Transcribe the lines from the one containing "tab-physics[interactable]: Physics xyxy=(368,86,418,98)" up to and including the one containing "loop-duration-label[interactable]: Loop Duration".
⁂
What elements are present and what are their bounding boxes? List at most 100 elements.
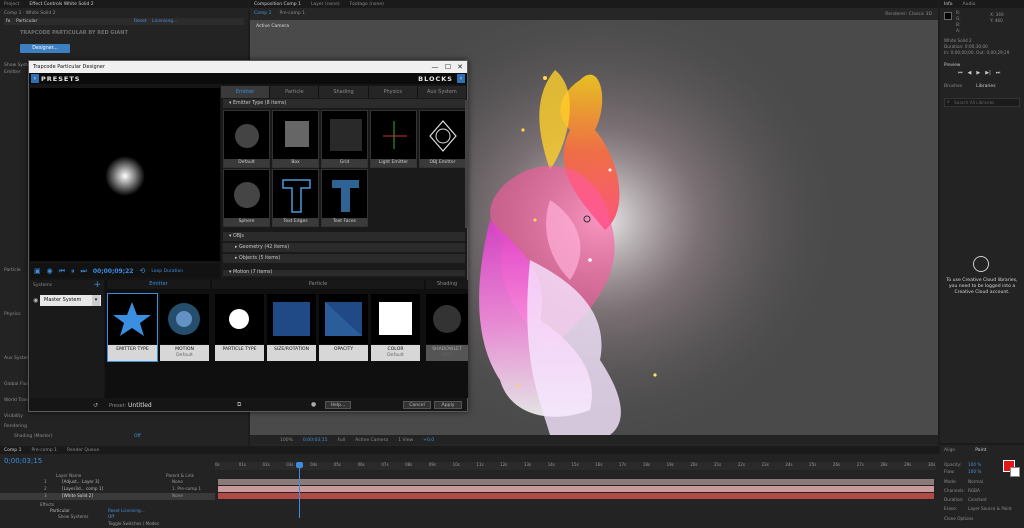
tab-physics[interactable]: Physics xyxy=(368,86,418,98)
tab-project[interactable]: Project xyxy=(4,2,19,7)
comp-tab-precomp1[interactable]: Pre-comp 1 xyxy=(279,11,305,16)
preset-name-field[interactable]: Untitled xyxy=(128,402,152,409)
effects-row[interactable]: Effects xyxy=(40,502,54,507)
comp-tab-comp1[interactable]: Comp 1 xyxy=(254,11,271,16)
last-frame-icon[interactable]: ⏭ xyxy=(996,70,1001,76)
layer-parent[interactable]: None xyxy=(172,493,183,498)
play-icon[interactable]: ▶ xyxy=(976,70,980,76)
blocks-chevron-icon[interactable]: ‹ xyxy=(457,74,465,83)
tab-aux-system[interactable]: Aux System xyxy=(417,86,468,98)
blocks-label[interactable]: BLOCKS xyxy=(418,75,453,83)
first-frame-icon[interactable]: ⏮ xyxy=(958,70,963,76)
renderer-label[interactable]: Renderer: Classic 3D xyxy=(885,12,932,17)
viewer-timecode[interactable]: 0;00;03;15 xyxy=(303,438,328,443)
reset-icon[interactable]: ↺ xyxy=(93,402,98,409)
tab-footage[interactable]: Footage (none) xyxy=(350,2,384,7)
loop-duration-label[interactable]: Loop Duration xyxy=(151,269,183,274)
designer-button[interactable]: Designer... xyxy=(20,44,70,53)
view-dropdown[interactable]: 1 View xyxy=(398,438,413,443)
info-icon[interactable]: ● xyxy=(311,401,316,408)
thumb-text-edges[interactable]: Text Edges xyxy=(272,169,319,227)
close-button[interactable]: ✕ xyxy=(454,61,466,73)
zoom-dropdown[interactable]: 100% xyxy=(280,438,293,443)
tab-particle[interactable]: Particle xyxy=(270,86,320,98)
tab-info[interactable]: Info xyxy=(944,2,953,7)
geometry-header[interactable]: ▸ Geometry (42 items) xyxy=(223,243,465,252)
paint-duration-value[interactable]: Constant xyxy=(968,497,987,502)
layer-row-2[interactable]: 2 [Layer3d... comp 1] 1. Pre-comp 1 xyxy=(0,486,215,493)
tab-precomp1[interactable]: Pre-comp 1 xyxy=(31,448,57,453)
paint-bg-color[interactable] xyxy=(1010,467,1020,477)
loop-icon[interactable]: ⟲ xyxy=(139,267,145,275)
layer-parent[interactable]: None xyxy=(172,479,183,484)
save-preset-icon[interactable]: ⧉ xyxy=(237,401,241,409)
paint-channels-value[interactable]: RGBA xyxy=(968,488,980,493)
layer-bar-1[interactable] xyxy=(218,479,934,485)
card-particle-type[interactable]: PARTICLE TYPE xyxy=(215,294,264,361)
paint-erase-value[interactable]: Layer Source & Paint xyxy=(968,506,1012,511)
presets-label[interactable]: PRESETS xyxy=(41,75,80,83)
effect-row-particle[interactable]: Particle xyxy=(4,268,21,273)
thumb-text-faces[interactable]: Text Faces xyxy=(321,169,368,227)
thumb-light-emitter[interactable]: Light Emitter xyxy=(370,110,417,168)
card-size-rotation[interactable]: SIZE/ROTATION xyxy=(267,294,316,361)
master-system-item[interactable]: Master System ▾ xyxy=(40,295,101,306)
show-systems-row[interactable]: Show Systems xyxy=(58,514,88,519)
card-opacity[interactable]: OPACITY xyxy=(319,294,368,361)
effect-row-aux-system[interactable]: Aux System xyxy=(4,356,31,361)
pause-icon[interactable]: ⏸ xyxy=(71,267,75,276)
effect-licensing-link[interactable]: Licensing... xyxy=(152,19,177,24)
effect-row-emitter[interactable]: Emitter xyxy=(4,70,21,75)
tab-comp1[interactable]: Comp 1 xyxy=(4,448,21,453)
tab-align[interactable]: Align xyxy=(944,448,955,453)
effect-reset-link[interactable]: Reset xyxy=(134,19,147,24)
tab-paint[interactable]: Paint xyxy=(975,448,986,453)
card-motion[interactable]: MOTION Default xyxy=(160,294,209,361)
layer-bar-3[interactable] xyxy=(218,493,934,499)
layer-row-1[interactable]: 1 [Adjust... Layer 3] None xyxy=(0,479,215,486)
camera-dropdown[interactable]: Active Camera xyxy=(355,438,388,443)
tab-audio[interactable]: Audio xyxy=(963,2,976,7)
paint-mode-value[interactable]: Normal xyxy=(968,479,983,484)
tab-emitter[interactable]: Emitter xyxy=(221,86,271,98)
particular-row[interactable]: Particular xyxy=(50,508,70,513)
tab-libraries[interactable]: Libraries xyxy=(976,84,995,89)
clone-options-label[interactable]: Clone Options xyxy=(944,516,973,521)
layer-bar-2[interactable] xyxy=(218,486,934,492)
emitter-type-header[interactable]: ▾ Emitter Type (8 items) xyxy=(223,99,465,108)
help-button[interactable]: Help... xyxy=(325,401,351,409)
apply-button[interactable]: Apply xyxy=(434,401,462,409)
layer-row-3[interactable]: 3 [White Solid 2] None xyxy=(0,493,215,500)
particular-row-links[interactable]: Reset Licensing... xyxy=(108,508,145,513)
thumb-grid[interactable]: Grid xyxy=(321,110,368,168)
effect-row-shading-master[interactable]: Shading (Master) xyxy=(14,434,53,439)
fit-icon[interactable]: ▣ xyxy=(34,267,41,275)
minimize-button[interactable]: — xyxy=(429,61,441,73)
toggle-switches-label[interactable]: Toggle Switches / Modes xyxy=(108,521,159,526)
card-emitter-type[interactable]: EMITTER TYPE xyxy=(107,293,158,362)
tab-composition[interactable]: Composition Comp 1 xyxy=(254,2,301,7)
card-color[interactable]: COLOR Default xyxy=(371,294,420,361)
eye-icon[interactable]: ◉ xyxy=(47,267,53,275)
next-frame-icon[interactable]: ▶| xyxy=(985,70,991,76)
thumb-box[interactable]: Box xyxy=(272,110,319,168)
prev-frame-icon[interactable]: ◀ xyxy=(968,70,972,76)
exposure-value[interactable]: +0.0 xyxy=(423,438,434,443)
objs-header[interactable]: ▾ OBJs xyxy=(223,232,465,241)
objects-header[interactable]: ▸ Objects (5 items) xyxy=(223,254,465,263)
library-search[interactable]: ⌕ Search All Libraries xyxy=(944,98,1020,107)
card-shadowlet[interactable]: SHADOWLET OFF xyxy=(426,294,468,361)
tab-layer[interactable]: Layer (none) xyxy=(311,2,340,7)
fx-icon[interactable]: fx xyxy=(6,19,10,24)
system-eye-icon[interactable]: ◉ xyxy=(33,297,38,304)
cti-handle[interactable] xyxy=(296,462,303,468)
show-systems-value[interactable]: Off xyxy=(108,514,114,519)
thumb-obj-emitter[interactable]: OBJ Emitter xyxy=(419,110,466,168)
system-dropdown-icon[interactable]: ▾ xyxy=(92,295,100,306)
blocks-scrollbar[interactable] xyxy=(465,100,468,228)
quality-dropdown[interactable]: Full xyxy=(337,438,345,443)
thumb-sphere[interactable]: Sphere xyxy=(223,169,270,227)
skip-back-icon[interactable]: ⏮ xyxy=(59,267,65,276)
current-time-indicator[interactable] xyxy=(299,462,300,518)
tab-brushes[interactable]: Brushes xyxy=(944,84,962,89)
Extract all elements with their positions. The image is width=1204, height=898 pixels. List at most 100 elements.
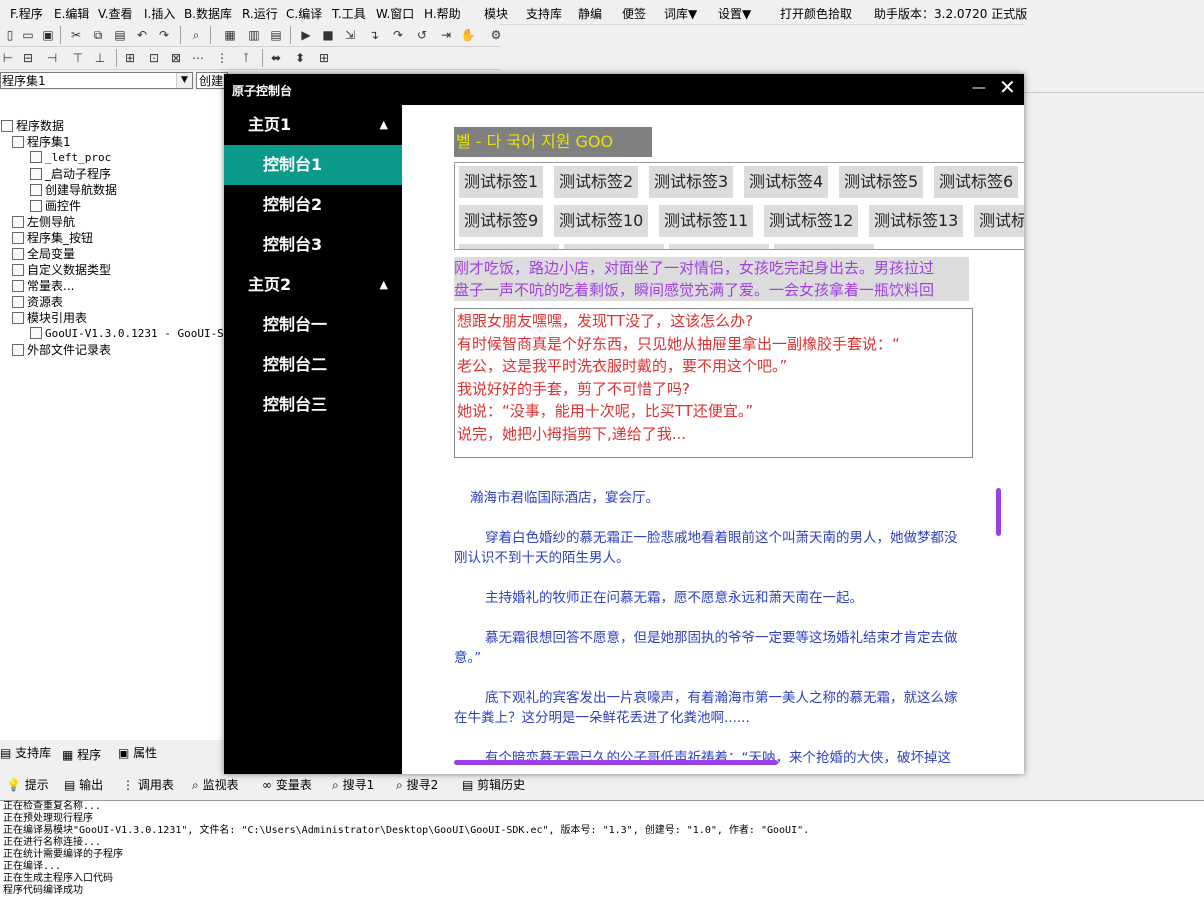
- menu-item[interactable]: B.数据库: [184, 5, 232, 22]
- space-h-icon[interactable]: ⋯: [190, 50, 206, 66]
- same-width-icon[interactable]: ⊞: [122, 50, 138, 66]
- tree-node[interactable]: 模块引用表: [12, 310, 87, 326]
- step-over-icon[interactable]: ↷: [390, 27, 406, 43]
- tag-item[interactable]: 测试标签6: [934, 166, 1019, 198]
- step-into-icon[interactable]: ↴: [366, 27, 382, 43]
- align-bottom-icon[interactable]: ⊥: [92, 50, 108, 66]
- vertical-scrollbar[interactable]: [996, 488, 1001, 536]
- distribute-icon[interactable]: ⊺: [238, 50, 254, 66]
- menu-item[interactable]: R.运行: [242, 5, 278, 22]
- tab-search2[interactable]: ⌕ 搜寻2: [396, 776, 438, 794]
- tab-clip-history[interactable]: ▤ 剪辑历史: [462, 776, 525, 794]
- same-size-icon[interactable]: ⊠: [168, 50, 184, 66]
- tree-node[interactable]: 自定义数据类型: [12, 262, 111, 278]
- nav-item-console-three[interactable]: 控制台三: [224, 385, 402, 425]
- step-icon[interactable]: ⇲: [342, 27, 358, 43]
- space-v-icon[interactable]: ⋮: [214, 50, 230, 66]
- minimize-button[interactable]: —: [972, 80, 986, 96]
- layout2-icon[interactable]: ▥: [246, 27, 262, 43]
- tag-item[interactable]: 测试标签13: [869, 205, 964, 237]
- chevron-down-icon[interactable]: ▼: [176, 73, 192, 88]
- tab-variables[interactable]: ∞ 变量表: [262, 776, 312, 794]
- tag-item[interactable]: 测试标签: [974, 205, 1024, 237]
- tag-item[interactable]: 测试标签10: [554, 205, 649, 237]
- menu-item[interactable]: C.编译: [286, 5, 322, 22]
- hand-icon[interactable]: ✋: [460, 27, 476, 43]
- nav-item-console1[interactable]: 控制台1: [224, 145, 402, 185]
- nav-group-home1[interactable]: 主页1 ▲: [224, 105, 402, 145]
- nav-group-home2[interactable]: 主页2 ▲: [224, 265, 402, 305]
- paste-icon[interactable]: ▤: [112, 27, 128, 43]
- tree-node[interactable]: _left_proc: [30, 150, 111, 166]
- save-icon[interactable]: ▣: [40, 27, 56, 43]
- tree-node[interactable]: 左侧导航: [12, 214, 75, 230]
- menu-item[interactable]: W.窗口: [376, 5, 414, 22]
- tab-watch[interactable]: ⌕ 监视表: [192, 776, 239, 794]
- tag-item[interactable]: 测试标签2: [554, 166, 639, 198]
- tab-properties[interactable]: ▣ 属性: [118, 744, 157, 762]
- tree-node[interactable]: 常量表...: [12, 278, 74, 294]
- layout1-icon[interactable]: ▦: [222, 27, 238, 43]
- menu-item[interactable]: 词库▼: [664, 5, 697, 22]
- tab-support-lib[interactable]: ▤ 支持库: [0, 744, 51, 762]
- tag-item[interactable]: 测试标签4: [744, 166, 829, 198]
- menu-item[interactable]: F.程序: [10, 5, 43, 22]
- menu-item[interactable]: T.工具: [332, 5, 366, 22]
- run-icon[interactable]: ▶: [298, 27, 314, 43]
- step-out-icon[interactable]: ↺: [414, 27, 430, 43]
- cut-icon[interactable]: ✂: [68, 27, 84, 43]
- menu-item[interactable]: 打开颜色拾取: [780, 5, 852, 22]
- tree-node[interactable]: 程序集1: [12, 134, 71, 150]
- tag-item-partial[interactable]: [774, 244, 874, 249]
- open-folder-icon[interactable]: ▭: [20, 27, 36, 43]
- menu-item[interactable]: H.帮助: [424, 5, 461, 22]
- nav-item-console-one[interactable]: 控制台一: [224, 305, 402, 345]
- close-button[interactable]: ✕: [999, 77, 1016, 97]
- tab-hint[interactable]: 💡 提示: [6, 776, 49, 794]
- tag-item[interactable]: 测试标签3: [649, 166, 734, 198]
- breakpoint-icon[interactable]: ⇥: [438, 27, 454, 43]
- layout3-icon[interactable]: ▤: [268, 27, 284, 43]
- tree-node[interactable]: GooUI-V1.3.0.1231 - GooUI-SDK: [30, 326, 237, 342]
- menu-item[interactable]: 支持库: [526, 5, 562, 22]
- align-right-icon[interactable]: ⊣: [44, 50, 60, 66]
- tag-item[interactable]: 测试标签1: [459, 166, 544, 198]
- joke-textbox[interactable]: 想跟女朋友嘿嘿，发现TT没了，这该怎么办? 有时候智商真是个好东西，只见她从抽屉…: [454, 308, 973, 458]
- menu-item[interactable]: I.插入: [144, 5, 175, 22]
- redo-icon[interactable]: ↷: [156, 27, 172, 43]
- align-left-icon[interactable]: ⊢: [0, 50, 16, 66]
- tree-node[interactable]: 创建导航数据: [30, 182, 117, 198]
- tree-node[interactable]: _启动子程序: [30, 166, 111, 182]
- tag-item[interactable]: 测试标签5: [839, 166, 924, 198]
- tab-program[interactable]: ▦ 程序: [62, 746, 101, 764]
- tab-call-stack[interactable]: ⋮ 调用表: [122, 776, 174, 794]
- menu-item[interactable]: 模块: [484, 5, 508, 22]
- horizontal-scrollbar[interactable]: [454, 760, 778, 765]
- nav-item-console3[interactable]: 控制台3: [224, 225, 402, 265]
- grid-icon[interactable]: ⊞: [316, 50, 332, 66]
- tab-output[interactable]: ▤ 输出: [64, 776, 103, 794]
- menu-item[interactable]: V.查看: [98, 5, 132, 22]
- tag-item-partial[interactable]: [459, 244, 559, 249]
- center-h-icon[interactable]: ⬌: [268, 50, 284, 66]
- find-icon[interactable]: ⌕: [188, 27, 204, 43]
- same-height-icon[interactable]: ⊡: [146, 50, 162, 66]
- tag-item[interactable]: 测试标签9: [459, 205, 544, 237]
- align-top-icon[interactable]: ⊤: [70, 50, 86, 66]
- stop-icon[interactable]: ■: [320, 27, 336, 43]
- tab-search1[interactable]: ⌕ 搜寻1: [332, 776, 374, 794]
- undo-icon[interactable]: ↶: [134, 27, 150, 43]
- menu-item[interactable]: 便签: [622, 5, 646, 22]
- copy-icon[interactable]: ⧉: [90, 27, 106, 43]
- center-v-icon[interactable]: ⬍: [292, 50, 308, 66]
- tree-node[interactable]: 资源表: [12, 294, 63, 310]
- plugin-icon[interactable]: ⚙: [488, 27, 504, 43]
- new-file-icon[interactable]: ▯: [2, 27, 18, 43]
- tree-node[interactable]: 程序集_按钮: [12, 230, 93, 246]
- menu-item[interactable]: 助手版本：3.2.0720 正式版: [874, 5, 1027, 22]
- tree-node[interactable]: 全局变量: [12, 246, 75, 262]
- align-center-icon[interactable]: ⊟: [20, 50, 36, 66]
- tag-item-partial[interactable]: [669, 244, 769, 249]
- nav-item-console2[interactable]: 控制台2: [224, 185, 402, 225]
- tag-item-partial[interactable]: [564, 244, 664, 249]
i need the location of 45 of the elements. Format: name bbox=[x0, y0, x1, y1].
⁂
== TASK ANSWER ==
tab-physics[interactable]: Physics xyxy=(368,86,418,98)
tab-project[interactable]: Project xyxy=(4,2,19,7)
comp-tab-precomp1[interactable]: Pre-comp 1 xyxy=(279,11,305,16)
preset-name-field[interactable]: Untitled xyxy=(128,402,152,409)
effects-row[interactable]: Effects xyxy=(40,502,54,507)
comp-tab-comp1[interactable]: Comp 1 xyxy=(254,11,271,16)
last-frame-icon[interactable]: ⏭ xyxy=(996,70,1001,76)
layer-parent[interactable]: None xyxy=(172,493,183,498)
play-icon[interactable]: ▶ xyxy=(976,70,980,76)
blocks-chevron-icon[interactable]: ‹ xyxy=(457,74,465,83)
tab-aux-system[interactable]: Aux System xyxy=(417,86,468,98)
blocks-label[interactable]: BLOCKS xyxy=(418,75,453,83)
first-frame-icon[interactable]: ⏮ xyxy=(958,70,963,76)
renderer-label[interactable]: Renderer: Classic 3D xyxy=(885,12,932,17)
viewer-timecode[interactable]: 0;00;03;15 xyxy=(303,438,328,443)
reset-icon[interactable]: ↺ xyxy=(93,402,98,409)
tab-footage[interactable]: Footage (none) xyxy=(350,2,384,7)
loop-duration-label[interactable]: Loop Duration xyxy=(151,269,183,274)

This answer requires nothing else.